*** DATA LISTING ***

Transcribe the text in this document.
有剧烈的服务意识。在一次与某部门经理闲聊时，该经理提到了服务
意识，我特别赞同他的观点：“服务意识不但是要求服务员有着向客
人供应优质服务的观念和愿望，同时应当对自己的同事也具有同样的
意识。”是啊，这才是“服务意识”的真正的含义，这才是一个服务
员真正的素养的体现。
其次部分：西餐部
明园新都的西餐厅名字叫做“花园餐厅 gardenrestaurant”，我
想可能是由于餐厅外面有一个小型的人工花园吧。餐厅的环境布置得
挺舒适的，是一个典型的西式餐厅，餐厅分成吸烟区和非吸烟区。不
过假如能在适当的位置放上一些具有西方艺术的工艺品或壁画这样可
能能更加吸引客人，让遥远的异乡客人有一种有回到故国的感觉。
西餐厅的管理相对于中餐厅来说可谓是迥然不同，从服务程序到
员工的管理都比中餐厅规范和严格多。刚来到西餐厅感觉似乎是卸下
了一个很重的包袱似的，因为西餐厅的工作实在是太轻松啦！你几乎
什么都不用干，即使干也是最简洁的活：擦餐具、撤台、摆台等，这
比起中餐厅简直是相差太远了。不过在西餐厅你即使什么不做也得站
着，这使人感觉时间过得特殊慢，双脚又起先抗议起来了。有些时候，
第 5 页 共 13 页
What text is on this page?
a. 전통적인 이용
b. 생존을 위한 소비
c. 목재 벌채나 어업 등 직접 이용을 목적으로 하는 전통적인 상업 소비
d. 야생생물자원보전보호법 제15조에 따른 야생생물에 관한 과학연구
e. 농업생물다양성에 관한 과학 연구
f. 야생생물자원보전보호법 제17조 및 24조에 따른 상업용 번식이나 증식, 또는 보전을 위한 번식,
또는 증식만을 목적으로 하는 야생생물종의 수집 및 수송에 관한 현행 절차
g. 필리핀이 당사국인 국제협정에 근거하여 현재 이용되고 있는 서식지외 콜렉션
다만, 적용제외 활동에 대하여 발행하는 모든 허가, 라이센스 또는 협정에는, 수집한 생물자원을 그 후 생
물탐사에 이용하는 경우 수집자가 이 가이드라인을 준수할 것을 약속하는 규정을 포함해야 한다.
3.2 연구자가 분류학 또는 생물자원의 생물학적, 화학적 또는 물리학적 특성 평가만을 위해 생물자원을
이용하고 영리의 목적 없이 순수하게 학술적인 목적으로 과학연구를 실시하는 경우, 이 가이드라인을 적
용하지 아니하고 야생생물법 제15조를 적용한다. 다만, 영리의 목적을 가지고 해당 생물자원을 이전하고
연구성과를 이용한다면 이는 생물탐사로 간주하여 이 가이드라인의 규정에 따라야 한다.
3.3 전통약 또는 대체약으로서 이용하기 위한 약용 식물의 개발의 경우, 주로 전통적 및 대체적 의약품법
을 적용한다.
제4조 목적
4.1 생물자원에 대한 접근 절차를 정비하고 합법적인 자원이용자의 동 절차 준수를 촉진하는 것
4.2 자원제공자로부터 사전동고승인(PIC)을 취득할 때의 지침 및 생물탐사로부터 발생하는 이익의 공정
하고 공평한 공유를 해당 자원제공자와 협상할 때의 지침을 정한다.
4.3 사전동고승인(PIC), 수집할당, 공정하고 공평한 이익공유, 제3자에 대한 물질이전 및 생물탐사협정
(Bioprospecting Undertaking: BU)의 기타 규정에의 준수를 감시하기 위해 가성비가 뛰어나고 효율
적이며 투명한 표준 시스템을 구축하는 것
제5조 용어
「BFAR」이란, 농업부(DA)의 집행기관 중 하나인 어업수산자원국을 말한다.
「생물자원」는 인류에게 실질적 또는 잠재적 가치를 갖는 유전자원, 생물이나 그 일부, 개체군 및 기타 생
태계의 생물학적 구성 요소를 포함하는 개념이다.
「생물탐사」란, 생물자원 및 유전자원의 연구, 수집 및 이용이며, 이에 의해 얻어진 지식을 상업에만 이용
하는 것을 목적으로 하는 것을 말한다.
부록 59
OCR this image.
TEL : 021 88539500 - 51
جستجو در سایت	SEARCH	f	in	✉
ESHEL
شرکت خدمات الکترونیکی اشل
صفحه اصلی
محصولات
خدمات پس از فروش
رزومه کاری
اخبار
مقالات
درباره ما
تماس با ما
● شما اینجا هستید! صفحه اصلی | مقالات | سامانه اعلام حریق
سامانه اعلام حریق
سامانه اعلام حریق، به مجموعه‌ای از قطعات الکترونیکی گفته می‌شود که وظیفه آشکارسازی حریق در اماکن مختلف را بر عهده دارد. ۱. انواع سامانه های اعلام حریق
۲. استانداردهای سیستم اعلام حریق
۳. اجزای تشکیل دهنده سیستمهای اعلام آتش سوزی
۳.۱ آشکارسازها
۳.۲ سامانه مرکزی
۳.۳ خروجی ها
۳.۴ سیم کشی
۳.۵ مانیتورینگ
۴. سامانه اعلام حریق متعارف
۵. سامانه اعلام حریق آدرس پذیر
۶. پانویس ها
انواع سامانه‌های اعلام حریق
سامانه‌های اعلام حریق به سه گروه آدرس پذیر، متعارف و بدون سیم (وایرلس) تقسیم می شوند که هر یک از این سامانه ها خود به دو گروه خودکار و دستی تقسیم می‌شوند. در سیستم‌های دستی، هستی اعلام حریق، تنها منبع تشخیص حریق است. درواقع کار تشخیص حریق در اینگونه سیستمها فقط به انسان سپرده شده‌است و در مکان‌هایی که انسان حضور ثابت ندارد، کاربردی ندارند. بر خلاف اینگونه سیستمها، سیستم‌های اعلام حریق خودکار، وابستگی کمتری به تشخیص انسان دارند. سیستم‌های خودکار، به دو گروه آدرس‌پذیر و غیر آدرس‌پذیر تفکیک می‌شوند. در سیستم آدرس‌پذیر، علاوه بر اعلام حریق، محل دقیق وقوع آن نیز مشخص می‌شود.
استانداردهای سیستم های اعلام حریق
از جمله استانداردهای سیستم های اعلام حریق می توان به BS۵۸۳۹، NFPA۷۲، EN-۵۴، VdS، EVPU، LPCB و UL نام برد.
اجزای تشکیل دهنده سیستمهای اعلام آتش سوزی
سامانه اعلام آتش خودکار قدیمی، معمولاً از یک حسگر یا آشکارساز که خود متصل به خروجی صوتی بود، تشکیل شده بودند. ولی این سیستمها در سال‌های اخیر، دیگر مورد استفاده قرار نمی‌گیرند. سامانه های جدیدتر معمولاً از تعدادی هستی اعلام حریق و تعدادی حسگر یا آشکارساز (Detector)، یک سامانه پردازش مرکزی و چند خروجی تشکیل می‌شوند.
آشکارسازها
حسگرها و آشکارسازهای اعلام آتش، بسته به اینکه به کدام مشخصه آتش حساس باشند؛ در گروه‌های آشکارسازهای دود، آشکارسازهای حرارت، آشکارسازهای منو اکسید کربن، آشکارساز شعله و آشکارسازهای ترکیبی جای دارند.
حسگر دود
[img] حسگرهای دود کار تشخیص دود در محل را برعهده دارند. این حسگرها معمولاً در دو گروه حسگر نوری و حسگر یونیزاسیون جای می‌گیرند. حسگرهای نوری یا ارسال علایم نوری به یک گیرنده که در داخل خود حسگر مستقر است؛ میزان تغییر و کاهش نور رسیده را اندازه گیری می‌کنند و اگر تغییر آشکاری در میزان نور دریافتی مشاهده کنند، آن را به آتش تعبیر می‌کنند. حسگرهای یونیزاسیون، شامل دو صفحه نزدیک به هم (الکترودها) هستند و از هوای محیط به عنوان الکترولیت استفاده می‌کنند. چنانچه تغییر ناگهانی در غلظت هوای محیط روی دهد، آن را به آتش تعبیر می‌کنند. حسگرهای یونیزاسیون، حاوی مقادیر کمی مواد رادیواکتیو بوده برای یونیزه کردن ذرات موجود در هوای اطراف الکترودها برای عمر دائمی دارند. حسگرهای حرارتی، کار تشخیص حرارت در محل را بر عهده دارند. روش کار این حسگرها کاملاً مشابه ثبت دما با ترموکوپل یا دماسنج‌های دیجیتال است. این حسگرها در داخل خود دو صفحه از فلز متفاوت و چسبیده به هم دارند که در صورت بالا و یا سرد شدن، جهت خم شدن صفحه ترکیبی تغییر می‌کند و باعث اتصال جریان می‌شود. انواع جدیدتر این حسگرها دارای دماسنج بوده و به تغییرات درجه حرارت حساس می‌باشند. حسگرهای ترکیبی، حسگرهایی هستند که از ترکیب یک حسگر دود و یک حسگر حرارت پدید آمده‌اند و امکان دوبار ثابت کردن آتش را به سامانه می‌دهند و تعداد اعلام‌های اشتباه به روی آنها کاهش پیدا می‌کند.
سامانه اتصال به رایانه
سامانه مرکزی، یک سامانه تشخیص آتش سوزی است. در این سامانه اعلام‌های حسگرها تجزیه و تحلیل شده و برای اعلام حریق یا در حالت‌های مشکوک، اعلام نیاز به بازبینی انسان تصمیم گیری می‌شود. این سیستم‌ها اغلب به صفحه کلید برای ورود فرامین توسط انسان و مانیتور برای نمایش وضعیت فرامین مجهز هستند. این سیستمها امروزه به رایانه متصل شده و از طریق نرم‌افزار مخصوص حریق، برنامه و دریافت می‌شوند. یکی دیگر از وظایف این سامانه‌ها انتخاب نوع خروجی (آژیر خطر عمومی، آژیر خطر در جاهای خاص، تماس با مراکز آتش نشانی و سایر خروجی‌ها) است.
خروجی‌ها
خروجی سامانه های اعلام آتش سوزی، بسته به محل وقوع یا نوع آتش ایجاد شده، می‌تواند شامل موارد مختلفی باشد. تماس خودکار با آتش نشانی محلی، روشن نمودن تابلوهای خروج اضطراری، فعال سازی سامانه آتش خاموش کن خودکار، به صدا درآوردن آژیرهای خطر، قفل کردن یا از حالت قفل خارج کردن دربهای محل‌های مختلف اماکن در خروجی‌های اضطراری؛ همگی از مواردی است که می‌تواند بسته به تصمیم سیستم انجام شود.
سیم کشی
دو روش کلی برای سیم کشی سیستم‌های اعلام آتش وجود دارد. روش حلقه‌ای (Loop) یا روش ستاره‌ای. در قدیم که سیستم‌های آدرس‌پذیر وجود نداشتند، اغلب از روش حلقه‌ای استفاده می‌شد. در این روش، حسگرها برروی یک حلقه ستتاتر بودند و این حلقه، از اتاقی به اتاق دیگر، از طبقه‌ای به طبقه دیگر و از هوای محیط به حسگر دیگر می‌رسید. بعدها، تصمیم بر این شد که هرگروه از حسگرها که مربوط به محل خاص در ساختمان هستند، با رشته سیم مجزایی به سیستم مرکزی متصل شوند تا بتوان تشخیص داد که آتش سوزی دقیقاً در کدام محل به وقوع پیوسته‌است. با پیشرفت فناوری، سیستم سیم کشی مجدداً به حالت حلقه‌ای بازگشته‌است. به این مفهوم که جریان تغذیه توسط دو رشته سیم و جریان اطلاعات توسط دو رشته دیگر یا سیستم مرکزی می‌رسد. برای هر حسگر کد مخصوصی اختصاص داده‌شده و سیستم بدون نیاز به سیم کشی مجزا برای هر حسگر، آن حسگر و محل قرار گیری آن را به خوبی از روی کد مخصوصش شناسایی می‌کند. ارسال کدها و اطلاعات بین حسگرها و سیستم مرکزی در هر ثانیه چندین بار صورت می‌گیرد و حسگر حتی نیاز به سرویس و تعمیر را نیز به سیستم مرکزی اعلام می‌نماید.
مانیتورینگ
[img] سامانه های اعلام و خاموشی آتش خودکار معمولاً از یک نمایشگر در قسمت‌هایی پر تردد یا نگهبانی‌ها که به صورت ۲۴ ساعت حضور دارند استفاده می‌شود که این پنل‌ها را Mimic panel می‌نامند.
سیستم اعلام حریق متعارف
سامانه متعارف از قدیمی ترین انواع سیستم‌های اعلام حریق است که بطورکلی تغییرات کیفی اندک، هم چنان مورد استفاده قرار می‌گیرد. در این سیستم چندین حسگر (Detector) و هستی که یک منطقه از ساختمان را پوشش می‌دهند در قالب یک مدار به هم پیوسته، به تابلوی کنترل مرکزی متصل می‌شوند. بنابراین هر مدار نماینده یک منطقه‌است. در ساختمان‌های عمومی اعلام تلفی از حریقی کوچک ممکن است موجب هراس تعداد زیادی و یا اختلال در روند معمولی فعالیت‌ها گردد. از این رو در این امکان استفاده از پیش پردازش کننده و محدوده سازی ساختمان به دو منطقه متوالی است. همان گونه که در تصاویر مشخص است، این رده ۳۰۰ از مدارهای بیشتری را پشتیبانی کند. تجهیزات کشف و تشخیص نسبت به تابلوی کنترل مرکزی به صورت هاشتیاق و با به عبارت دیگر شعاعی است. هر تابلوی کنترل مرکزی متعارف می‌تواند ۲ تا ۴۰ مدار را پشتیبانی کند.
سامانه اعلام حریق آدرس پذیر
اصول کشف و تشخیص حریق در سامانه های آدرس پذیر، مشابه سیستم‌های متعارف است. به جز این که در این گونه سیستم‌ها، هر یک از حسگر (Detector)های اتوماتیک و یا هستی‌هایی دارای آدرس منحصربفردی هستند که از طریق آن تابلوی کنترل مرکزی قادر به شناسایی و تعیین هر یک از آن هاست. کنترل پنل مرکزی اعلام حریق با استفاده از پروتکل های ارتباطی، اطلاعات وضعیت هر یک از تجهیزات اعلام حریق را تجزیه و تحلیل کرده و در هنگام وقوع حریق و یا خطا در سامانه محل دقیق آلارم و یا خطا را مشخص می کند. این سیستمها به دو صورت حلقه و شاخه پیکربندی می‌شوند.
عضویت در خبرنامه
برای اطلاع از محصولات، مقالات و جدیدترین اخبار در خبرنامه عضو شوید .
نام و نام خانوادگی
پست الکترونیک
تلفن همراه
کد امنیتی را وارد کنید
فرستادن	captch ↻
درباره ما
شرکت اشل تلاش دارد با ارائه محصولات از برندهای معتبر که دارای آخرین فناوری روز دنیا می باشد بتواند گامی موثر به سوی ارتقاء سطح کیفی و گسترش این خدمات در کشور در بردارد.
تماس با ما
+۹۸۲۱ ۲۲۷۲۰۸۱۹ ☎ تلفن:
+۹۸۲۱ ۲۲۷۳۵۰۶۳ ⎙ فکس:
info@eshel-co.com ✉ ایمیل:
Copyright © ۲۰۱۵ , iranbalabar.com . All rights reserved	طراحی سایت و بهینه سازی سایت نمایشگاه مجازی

***

## [DIRECTIVE]
Return only the number of lines in the data that contain "اصلی".

## [REPLY TO THE EXERCISE]
2